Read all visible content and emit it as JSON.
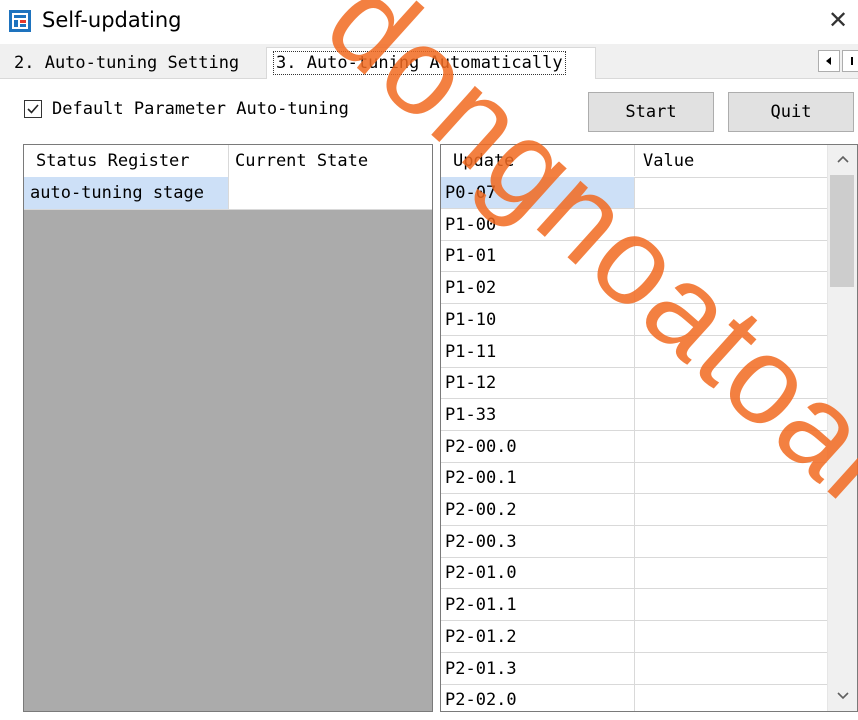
{
  "window": {
    "title": "Self-updating",
    "icon": "app-icon",
    "close_icon": "close-icon"
  },
  "tabs": [
    {
      "label": "2. Auto-tuning Setting",
      "active": false
    },
    {
      "label": "3. Auto-tuning Automatically",
      "active": true
    }
  ],
  "options": {
    "default_autotune_label": "Default Parameter Auto-tuning",
    "default_autotune_checked": true
  },
  "buttons": {
    "start_label": "Start",
    "quit_label": "Quit"
  },
  "status_table": {
    "headers": [
      "Status Register",
      "Current State"
    ],
    "rows": [
      {
        "register": "auto-tuning stage",
        "state": ""
      }
    ]
  },
  "update_table": {
    "headers": [
      "Update",
      "Value"
    ],
    "rows": [
      {
        "update": "P0-07",
        "value": ""
      },
      {
        "update": "P1-00",
        "value": ""
      },
      {
        "update": "P1-01",
        "value": ""
      },
      {
        "update": "P1-02",
        "value": ""
      },
      {
        "update": "P1-10",
        "value": ""
      },
      {
        "update": "P1-11",
        "value": ""
      },
      {
        "update": "P1-12",
        "value": ""
      },
      {
        "update": "P1-33",
        "value": ""
      },
      {
        "update": "P2-00.0",
        "value": ""
      },
      {
        "update": "P2-00.1",
        "value": ""
      },
      {
        "update": "P2-00.2",
        "value": ""
      },
      {
        "update": "P2-00.3",
        "value": ""
      },
      {
        "update": "P2-01.0",
        "value": ""
      },
      {
        "update": "P2-01.1",
        "value": ""
      },
      {
        "update": "P2-01.2",
        "value": ""
      },
      {
        "update": "P2-01.3",
        "value": ""
      },
      {
        "update": "P2-02.0",
        "value": ""
      }
    ],
    "selected_index": 0
  },
  "watermark": {
    "text": "dongnoatoan",
    "color": "#f26a21"
  },
  "colors": {
    "selection": "#cde0f7",
    "empty_panel": "#ababab"
  }
}
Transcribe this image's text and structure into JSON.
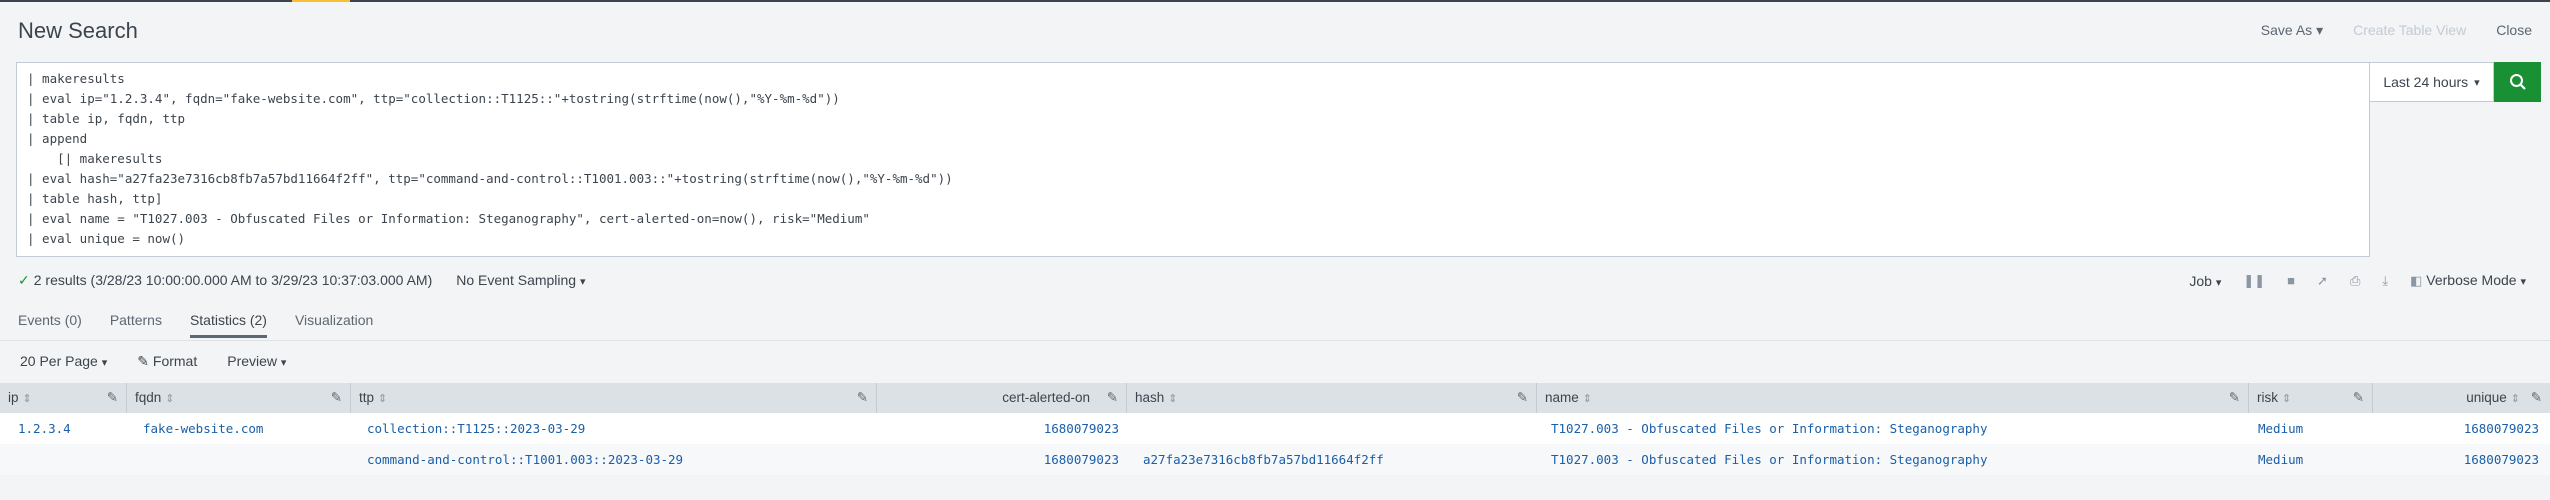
{
  "header": {
    "title": "New Search",
    "save_as": "Save As",
    "create_table_view": "Create Table View",
    "close": "Close"
  },
  "search": {
    "lines": [
      "| makeresults",
      "| eval ip=\"1.2.3.4\", fqdn=\"fake-website.com\", ttp=\"collection::T1125::\"+tostring(strftime(now(),\"%Y-%m-%d\"))",
      "| table ip, fqdn, ttp",
      "| append",
      "    [| makeresults",
      "| eval hash=\"a27fa23e7316cb8fb7a57bd11664f2ff\", ttp=\"command-and-control::T1001.003::\"+tostring(strftime(now(),\"%Y-%m-%d\"))",
      "| table hash, ttp]",
      "| eval name = \"T1027.003 - Obfuscated Files or Information: Steganography\", cert-alerted-on=now(), risk=\"Medium\"",
      "| eval unique = now()"
    ],
    "time_range": "Last 24 hours"
  },
  "status": {
    "results": "2 results (3/28/23 10:00:00.000 AM to 3/29/23 10:37:03.000 AM)",
    "sampling": "No Event Sampling",
    "job": "Job",
    "mode": "Verbose Mode"
  },
  "tabs": [
    {
      "label": "Events (0)"
    },
    {
      "label": "Patterns"
    },
    {
      "label": "Statistics (2)"
    },
    {
      "label": "Visualization"
    }
  ],
  "toolbar": {
    "per_page": "20 Per Page",
    "format": "Format",
    "preview": "Preview"
  },
  "table": {
    "columns": [
      "ip",
      "fqdn",
      "ttp",
      "cert-alerted-on",
      "hash",
      "name",
      "risk",
      "unique"
    ],
    "rows": [
      {
        "ip": "1.2.3.4",
        "fqdn": "fake-website.com",
        "ttp": "collection::T1125::2023-03-29",
        "cert": "1680079023",
        "hash": "",
        "name": "T1027.003 - Obfuscated Files or Information: Steganography",
        "risk": "Medium",
        "unique": "1680079023"
      },
      {
        "ip": "",
        "fqdn": "",
        "ttp": "command-and-control::T1001.003::2023-03-29",
        "cert": "1680079023",
        "hash": "a27fa23e7316cb8fb7a57bd11664f2ff",
        "name": "T1027.003 - Obfuscated Files or Information: Steganography",
        "risk": "Medium",
        "unique": "1680079023"
      }
    ]
  },
  "colors": {
    "accent": "#f8be34",
    "search_button": "#1a9035",
    "link": "#1a5fa8",
    "keyword": "#2662fc",
    "function": "#b1009c"
  },
  "icons": {
    "search": "search-icon",
    "check": "check-icon",
    "edit": "pencil-icon",
    "sort": "sort-icon"
  }
}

What is being asked
Count the lines in the records above that contain the word "title", and reply with only that number.

Complete answer
2